» **Task**:
Every entry that follows should be reproduced exactly.

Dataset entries
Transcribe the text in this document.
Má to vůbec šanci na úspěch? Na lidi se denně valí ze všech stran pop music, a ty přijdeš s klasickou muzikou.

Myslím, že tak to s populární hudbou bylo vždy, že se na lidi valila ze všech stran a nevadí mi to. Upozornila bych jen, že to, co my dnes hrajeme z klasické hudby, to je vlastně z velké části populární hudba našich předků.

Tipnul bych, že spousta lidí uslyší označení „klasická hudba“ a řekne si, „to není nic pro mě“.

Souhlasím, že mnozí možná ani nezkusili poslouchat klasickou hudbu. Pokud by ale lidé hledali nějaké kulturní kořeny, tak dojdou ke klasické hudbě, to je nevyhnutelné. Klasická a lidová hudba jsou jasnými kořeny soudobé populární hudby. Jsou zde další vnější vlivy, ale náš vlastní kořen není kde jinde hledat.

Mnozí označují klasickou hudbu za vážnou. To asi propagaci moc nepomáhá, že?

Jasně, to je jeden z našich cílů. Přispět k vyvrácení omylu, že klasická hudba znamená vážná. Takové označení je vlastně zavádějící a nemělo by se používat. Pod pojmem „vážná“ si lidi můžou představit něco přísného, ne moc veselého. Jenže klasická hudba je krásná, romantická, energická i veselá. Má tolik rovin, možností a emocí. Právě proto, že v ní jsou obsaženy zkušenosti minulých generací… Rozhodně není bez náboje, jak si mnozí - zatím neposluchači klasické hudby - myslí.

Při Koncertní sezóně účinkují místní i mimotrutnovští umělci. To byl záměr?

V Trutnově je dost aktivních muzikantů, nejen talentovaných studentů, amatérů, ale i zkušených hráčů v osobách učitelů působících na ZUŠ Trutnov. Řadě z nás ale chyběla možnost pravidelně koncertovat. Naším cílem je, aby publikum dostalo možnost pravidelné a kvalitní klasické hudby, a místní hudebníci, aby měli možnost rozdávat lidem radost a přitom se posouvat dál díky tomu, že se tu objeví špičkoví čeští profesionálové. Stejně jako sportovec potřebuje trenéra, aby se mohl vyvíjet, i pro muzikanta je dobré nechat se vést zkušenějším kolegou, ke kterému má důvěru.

» **Result for this exercise**:
Transcribe the text in this document.
Má to vůbec šanci na úspěch? Na lidi se denně valí ze všech stran pop music, a ty přijdeš s klasickou muzikou.

Myslím, že tak to s populární hudbou bylo vždy, že se na lidi valila ze všech stran a nevadí mi to. Upozornila bych jen, že to, co my dnes hrajeme z klasické hudby, to je vlastně z velké části populární hudba našich předků.

Tipnul bych, že spousta lidí uslyší označení „klasická hudba“ a řekne si, „to není nic pro mě“.

Souhlasím, že mnozí možná ani nezkusili poslouchat klasickou hudbu. Pokud by ale lidé hledali nějaké kulturní kořeny, tak dojdou ke klasické hudbě, to je nevyhnutelné. Klasická a lidová hudba jsou jasnými kořeny soudobé populární hudby. Jsou zde další vnější vlivy, ale náš vlastní kořen není kde jinde hledat.

Mnozí označují klasickou hudbu za vážnou. To asi propagaci moc nepomáhá, že?

Jasně, to je jeden z našich cílů. Přispět k vyvrácení omylu, že klasická hudba znamená vážná. Takové označení je vlastně zavádějící a nemělo by se používat. Pod pojmem „vážná“ si lidi můžou představit něco přísného, ne moc veselého. Jenže klasická hudba je krásná, romantická, energická i veselá. Má tolik rovin, možností a emocí. Právě proto, že v ní jsou obsaženy zkušenosti minulých generací… Rozhodně není bez náboje, jak si mnozí - zatím neposluchači klasické hudby - myslí.

Při Koncertní sezóně účinkují místní i mimotrutnovští umělci. To byl záměr?

V Trutnově je dost aktivních muzikantů, nejen talentovaných studentů, amatérů, ale i zkušených hráčů v osobách učitelů působících na ZUŠ Trutnov. Řadě z nás ale chyběla možnost pravidelně koncertovat. Naším cílem je, aby publikum dostalo možnost pravidelné a kvalitní klasické hudby, a místní hudebníci, aby měli možnost rozdávat lidem radost a přitom se posouvat dál díky tomu, že se tu objeví špičkoví čeští profesionálové. Stejně jako sportovec potřebuje trenéra, aby se mohl vyvíjet, i pro muzikanta je dobré nechat se vést zkušenějším kolegou, ke kterému má důvěru.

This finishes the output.